(Stored entries)
━━━━━━━━━━━━━━━━━━━━━━━━━━━━━━

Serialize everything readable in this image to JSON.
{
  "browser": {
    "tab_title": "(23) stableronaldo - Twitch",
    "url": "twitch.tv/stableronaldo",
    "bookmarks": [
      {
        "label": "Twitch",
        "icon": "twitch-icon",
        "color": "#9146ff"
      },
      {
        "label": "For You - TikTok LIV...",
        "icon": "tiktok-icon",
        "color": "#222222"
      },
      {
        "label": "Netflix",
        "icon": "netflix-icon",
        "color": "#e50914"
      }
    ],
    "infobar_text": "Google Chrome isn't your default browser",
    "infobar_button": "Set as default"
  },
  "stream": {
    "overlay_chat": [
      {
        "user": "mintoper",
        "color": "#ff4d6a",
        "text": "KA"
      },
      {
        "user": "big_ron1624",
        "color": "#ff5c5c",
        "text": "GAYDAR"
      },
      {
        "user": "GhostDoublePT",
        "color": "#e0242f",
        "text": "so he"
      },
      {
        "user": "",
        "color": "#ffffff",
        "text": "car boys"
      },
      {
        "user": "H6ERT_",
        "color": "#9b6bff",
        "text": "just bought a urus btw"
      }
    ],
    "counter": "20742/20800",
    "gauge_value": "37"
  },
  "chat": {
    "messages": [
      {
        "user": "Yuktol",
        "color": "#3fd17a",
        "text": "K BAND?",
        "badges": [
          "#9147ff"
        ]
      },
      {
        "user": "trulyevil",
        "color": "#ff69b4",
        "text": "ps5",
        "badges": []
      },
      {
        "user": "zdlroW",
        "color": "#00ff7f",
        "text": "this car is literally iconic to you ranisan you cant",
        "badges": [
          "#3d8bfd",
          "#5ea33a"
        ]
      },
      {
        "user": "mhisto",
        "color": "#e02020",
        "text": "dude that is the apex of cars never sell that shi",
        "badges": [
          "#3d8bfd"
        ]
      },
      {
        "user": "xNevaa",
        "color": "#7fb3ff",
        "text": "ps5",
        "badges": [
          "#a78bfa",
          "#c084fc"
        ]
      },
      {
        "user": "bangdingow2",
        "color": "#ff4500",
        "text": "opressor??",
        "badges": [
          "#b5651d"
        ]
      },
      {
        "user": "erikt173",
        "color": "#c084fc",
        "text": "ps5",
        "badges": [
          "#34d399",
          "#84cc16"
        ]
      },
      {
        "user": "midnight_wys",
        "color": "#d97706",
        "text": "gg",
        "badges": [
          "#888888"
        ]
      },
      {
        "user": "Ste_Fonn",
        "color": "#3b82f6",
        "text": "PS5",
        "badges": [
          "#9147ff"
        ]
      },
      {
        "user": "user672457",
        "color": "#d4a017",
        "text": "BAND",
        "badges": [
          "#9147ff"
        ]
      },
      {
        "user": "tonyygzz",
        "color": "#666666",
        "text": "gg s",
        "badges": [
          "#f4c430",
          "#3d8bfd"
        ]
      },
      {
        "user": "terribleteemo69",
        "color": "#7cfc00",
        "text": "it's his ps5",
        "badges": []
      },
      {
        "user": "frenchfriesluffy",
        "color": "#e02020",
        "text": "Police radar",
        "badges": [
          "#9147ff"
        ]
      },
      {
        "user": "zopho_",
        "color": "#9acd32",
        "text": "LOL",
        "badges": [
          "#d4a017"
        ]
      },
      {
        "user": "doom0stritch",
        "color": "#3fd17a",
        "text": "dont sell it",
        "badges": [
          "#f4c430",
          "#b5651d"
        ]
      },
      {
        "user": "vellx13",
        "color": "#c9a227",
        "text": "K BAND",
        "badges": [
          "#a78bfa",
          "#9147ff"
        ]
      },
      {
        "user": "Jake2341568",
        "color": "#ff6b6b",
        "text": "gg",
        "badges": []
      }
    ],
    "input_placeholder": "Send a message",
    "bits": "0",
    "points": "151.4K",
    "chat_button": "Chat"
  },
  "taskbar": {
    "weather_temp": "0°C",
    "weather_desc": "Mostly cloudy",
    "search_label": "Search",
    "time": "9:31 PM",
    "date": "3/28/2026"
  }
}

━━━━━━━━━━━━━━━━━━━━━━━━━━━━━━

PROBLEM TO SOLVE
In the records above, find the lines containing "browser" and copy them.

OUTPUT BELOW
  "browser": {
    "infobar_text": "Google Chrome isn't your default browser",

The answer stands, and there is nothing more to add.